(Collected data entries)

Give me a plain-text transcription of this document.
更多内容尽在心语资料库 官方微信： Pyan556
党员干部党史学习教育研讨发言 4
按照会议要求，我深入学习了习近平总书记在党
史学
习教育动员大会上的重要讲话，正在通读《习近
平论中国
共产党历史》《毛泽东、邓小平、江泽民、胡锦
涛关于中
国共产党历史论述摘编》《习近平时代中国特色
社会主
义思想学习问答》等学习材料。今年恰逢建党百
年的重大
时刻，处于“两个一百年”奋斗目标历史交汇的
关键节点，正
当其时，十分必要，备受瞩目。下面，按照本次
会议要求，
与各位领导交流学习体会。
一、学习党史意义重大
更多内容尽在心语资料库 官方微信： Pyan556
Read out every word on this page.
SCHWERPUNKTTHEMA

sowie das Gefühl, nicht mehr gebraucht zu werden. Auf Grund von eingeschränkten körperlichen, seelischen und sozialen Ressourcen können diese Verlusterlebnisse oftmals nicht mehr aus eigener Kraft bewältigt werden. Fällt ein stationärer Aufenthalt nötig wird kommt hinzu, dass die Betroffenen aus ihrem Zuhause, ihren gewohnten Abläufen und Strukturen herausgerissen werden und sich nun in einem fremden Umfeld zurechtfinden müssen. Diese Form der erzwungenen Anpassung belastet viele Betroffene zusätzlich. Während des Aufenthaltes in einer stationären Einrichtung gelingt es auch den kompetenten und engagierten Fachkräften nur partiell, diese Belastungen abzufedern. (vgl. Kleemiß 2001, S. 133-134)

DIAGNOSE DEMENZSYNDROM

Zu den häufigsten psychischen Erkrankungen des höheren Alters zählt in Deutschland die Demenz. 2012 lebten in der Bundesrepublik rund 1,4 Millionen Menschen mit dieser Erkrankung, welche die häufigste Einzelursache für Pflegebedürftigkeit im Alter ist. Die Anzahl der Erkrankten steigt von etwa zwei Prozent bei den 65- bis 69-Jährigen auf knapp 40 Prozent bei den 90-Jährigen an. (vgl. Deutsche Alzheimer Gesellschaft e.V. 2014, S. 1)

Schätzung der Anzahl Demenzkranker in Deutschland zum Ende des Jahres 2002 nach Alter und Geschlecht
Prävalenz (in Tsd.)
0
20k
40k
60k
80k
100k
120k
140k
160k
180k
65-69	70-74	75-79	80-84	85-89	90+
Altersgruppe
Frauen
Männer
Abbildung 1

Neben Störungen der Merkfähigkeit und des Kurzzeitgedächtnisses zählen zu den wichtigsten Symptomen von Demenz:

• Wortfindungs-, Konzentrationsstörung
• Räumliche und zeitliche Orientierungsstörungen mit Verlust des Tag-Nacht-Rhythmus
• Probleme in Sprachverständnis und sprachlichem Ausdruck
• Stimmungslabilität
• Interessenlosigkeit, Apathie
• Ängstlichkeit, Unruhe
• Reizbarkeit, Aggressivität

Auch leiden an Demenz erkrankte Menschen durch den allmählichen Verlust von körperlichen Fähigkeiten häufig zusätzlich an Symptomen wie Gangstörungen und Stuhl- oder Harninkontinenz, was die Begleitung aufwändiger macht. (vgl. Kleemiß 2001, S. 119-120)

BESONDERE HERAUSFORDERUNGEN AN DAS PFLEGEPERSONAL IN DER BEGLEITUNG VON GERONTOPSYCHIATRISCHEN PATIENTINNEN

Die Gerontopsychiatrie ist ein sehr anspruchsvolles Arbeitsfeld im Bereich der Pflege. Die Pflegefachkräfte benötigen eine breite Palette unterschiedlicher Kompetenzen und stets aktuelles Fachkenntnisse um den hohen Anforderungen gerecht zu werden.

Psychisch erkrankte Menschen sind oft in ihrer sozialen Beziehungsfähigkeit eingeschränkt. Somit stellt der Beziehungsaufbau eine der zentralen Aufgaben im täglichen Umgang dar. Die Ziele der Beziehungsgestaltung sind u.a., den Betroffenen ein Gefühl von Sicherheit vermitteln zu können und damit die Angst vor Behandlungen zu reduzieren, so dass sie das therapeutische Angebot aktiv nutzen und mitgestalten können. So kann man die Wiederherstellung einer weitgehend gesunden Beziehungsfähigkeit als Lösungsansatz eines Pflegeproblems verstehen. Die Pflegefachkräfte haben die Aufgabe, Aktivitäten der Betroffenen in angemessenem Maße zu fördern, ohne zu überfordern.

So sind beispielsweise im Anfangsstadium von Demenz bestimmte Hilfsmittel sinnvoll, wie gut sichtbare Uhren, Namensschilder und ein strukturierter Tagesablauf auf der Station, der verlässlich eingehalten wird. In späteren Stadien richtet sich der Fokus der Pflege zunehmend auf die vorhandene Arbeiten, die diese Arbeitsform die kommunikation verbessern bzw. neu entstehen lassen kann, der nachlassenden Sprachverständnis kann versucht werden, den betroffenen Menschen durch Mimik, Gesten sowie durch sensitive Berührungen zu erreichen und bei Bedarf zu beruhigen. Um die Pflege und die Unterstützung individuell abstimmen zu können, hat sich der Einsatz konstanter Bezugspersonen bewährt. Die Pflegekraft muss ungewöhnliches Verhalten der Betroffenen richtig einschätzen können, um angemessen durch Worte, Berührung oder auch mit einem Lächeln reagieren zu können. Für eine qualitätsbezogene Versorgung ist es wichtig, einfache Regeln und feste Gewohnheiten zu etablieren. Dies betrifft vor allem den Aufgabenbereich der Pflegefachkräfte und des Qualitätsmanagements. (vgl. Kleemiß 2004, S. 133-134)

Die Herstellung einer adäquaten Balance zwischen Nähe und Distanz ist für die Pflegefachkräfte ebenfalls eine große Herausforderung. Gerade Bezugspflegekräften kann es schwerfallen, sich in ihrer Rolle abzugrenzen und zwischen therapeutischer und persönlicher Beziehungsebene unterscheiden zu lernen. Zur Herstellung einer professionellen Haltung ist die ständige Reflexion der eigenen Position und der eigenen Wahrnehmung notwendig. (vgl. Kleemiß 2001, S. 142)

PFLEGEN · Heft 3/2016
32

What you have to do:
Reproduce the material above exactly; please quote every line of it.

Task response:
Give me a plain-text transcription of this document.
更多内容尽在心语资料库 官方微信： Pyan556
党员干部党史学习教育研讨发言 4
按照会议要求，我深入学习了习近平总书记在党
史学
习教育动员大会上的重要讲话，正在通读《习近
平论中国
共产党历史》《毛泽东、邓小平、江泽民、胡锦
涛关于中
国共产党历史论述摘编》《习近平时代中国特色
社会主
义思想学习问答》等学习材料。今年恰逢建党百
年的重大
时刻，处于“两个一百年”奋斗目标历史交汇的
关键节点，正
当其时，十分必要，备受瞩目。下面，按照本次
会议要求，
与各位领导交流学习体会。
一、学习党史意义重大
更多内容尽在心语资料库 官方微信： Pyan556
Read out every word on this page.
SCHWERPUNKTTHEMA

sowie das Gefühl, nicht mehr gebraucht zu werden. Auf Grund von eingeschränkten körperlichen, seelischen und sozialen Ressourcen können diese Verlusterlebnisse oftmals nicht mehr aus eigener Kraft bewältigt werden. Fällt ein stationärer Aufenthalt nötig wird kommt hinzu, dass die Betroffenen aus ihrem Zuhause, ihren gewohnten Abläufen und Strukturen herausgerissen werden und sich nun in einem fremden Umfeld zurechtfinden müssen. Diese Form der erzwungenen Anpassung belastet viele Betroffene zusätzlich. Während des Aufenthaltes in einer stationären Einrichtung gelingt es auch den kompetenten und engagierten Fachkräften nur partiell, diese Belastungen abzufedern. (vgl. Kleemiß 2001, S. 133-134)

DIAGNOSE DEMENZSYNDROM

Zu den häufigsten psychischen Erkrankungen des höheren Alters zählt in Deutschland die Demenz. 2012 lebten in der Bundesrepublik rund 1,4 Millionen Menschen mit dieser Erkrankung, welche die häufigste Einzelursache für Pflegebedürftigkeit im Alter ist. Die Anzahl der Erkrankten steigt von etwa zwei Prozent bei den 65- bis 69-Jährigen auf knapp 40 Prozent bei den 90-Jährigen an. (vgl. Deutsche Alzheimer Gesellschaft e.V. 2014, S. 1)

Schätzung der Anzahl Demenzkranker in Deutschland zum Ende des Jahres 2002 nach Alter und Geschlecht
Prävalenz (in Tsd.)
0
20k
40k
60k
80k
100k
120k
140k
160k
180k
65-69	70-74	75-79	80-84	85-89	90+
Altersgruppe
Frauen
Männer
Abbildung 1

Neben Störungen der Merkfähigkeit und des Kurzzeitgedächtnisses zählen zu den wichtigsten Symptomen von Demenz:

• Wortfindungs-, Konzentrationsstörung
• Räumliche und zeitliche Orientierungsstörungen mit Verlust des Tag-Nacht-Rhythmus
• Probleme in Sprachverständnis und sprachlichem Ausdruck
• Stimmungslabilität
• Interessenlosigkeit, Apathie
• Ängstlichkeit, Unruhe
• Reizbarkeit, Aggressivität

Auch leiden an Demenz erkrankte Menschen durch den allmählichen Verlust von körperlichen Fähigkeiten häufig zusätzlich an Symptomen wie Gangstörungen und Stuhl- oder Harninkontinenz, was die Begleitung aufwändiger macht. (vgl. Kleemiß 2001, S. 119-120)

BESONDERE HERAUSFORDERUNGEN AN DAS PFLEGEPERSONAL IN DER BEGLEITUNG VON GERONTOPSYCHIATRISCHEN PATIENTINNEN

Die Gerontopsychiatrie ist ein sehr anspruchsvolles Arbeitsfeld im Bereich der Pflege. Die Pflegefachkräfte benötigen eine breite Palette unterschiedlicher Kompetenzen und stets aktuelles Fachkenntnisse um den hohen Anforderungen gerecht zu werden.

Psychisch erkrankte Menschen sind oft in ihrer sozialen Beziehungsfähigkeit eingeschränkt. Somit stellt der Beziehungsaufbau eine der zentralen Aufgaben im täglichen Umgang dar. Die Ziele der Beziehungsgestaltung sind u.a., den Betroffenen ein Gefühl von Sicherheit vermitteln zu können und damit die Angst vor Behandlungen zu reduzieren, so dass sie das therapeutische Angebot aktiv nutzen und mitgestalten können. So kann man die Wiederherstellung einer weitgehend gesunden Beziehungsfähigkeit als Lösungsansatz eines Pflegeproblems verstehen. Die Pflegefachkräfte haben die Aufgabe, Aktivitäten der Betroffenen in angemessenem Maße zu fördern, ohne zu überfordern.

So sind beispielsweise im Anfangsstadium von Demenz bestimmte Hilfsmittel sinnvoll, wie gut sichtbare Uhren, Namensschilder und ein strukturierter Tagesablauf auf der Station, der verlässlich eingehalten wird. In späteren Stadien richtet sich der Fokus der Pflege zunehmend auf die vorhandene Arbeiten, die diese Arbeitsform die kommunikation verbessern bzw. neu entstehen lassen kann, der nachlassenden Sprachverständnis kann versucht werden, den betroffenen Menschen durch Mimik, Gesten sowie durch sensitive Berührungen zu erreichen und bei Bedarf zu beruhigen. Um die Pflege und die Unterstützung individuell abstimmen zu können, hat sich der Einsatz konstanter Bezugspersonen bewährt. Die Pflegekraft muss ungewöhnliches Verhalten der Betroffenen richtig einschätzen können, um angemessen durch Worte, Berührung oder auch mit einem Lächeln reagieren zu können. Für eine qualitätsbezogene Versorgung ist es wichtig, einfache Regeln und feste Gewohnheiten zu etablieren. Dies betrifft vor allem den Aufgabenbereich der Pflegefachkräfte und des Qualitätsmanagements. (vgl. Kleemiß 2004, S. 133-134)

Die Herstellung einer adäquaten Balance zwischen Nähe und Distanz ist für die Pflegefachkräfte ebenfalls eine große Herausforderung. Gerade Bezugspflegekräften kann es schwerfallen, sich in ihrer Rolle abzugrenzen und zwischen therapeutischer und persönlicher Beziehungsebene unterscheiden zu lernen. Zur Herstellung einer professionellen Haltung ist die ständige Reflexion der eigenen Position und der eigenen Wahrnehmung notwendig. (vgl. Kleemiß 2001, S. 142)

PFLEGEN · Heft 3/2016
32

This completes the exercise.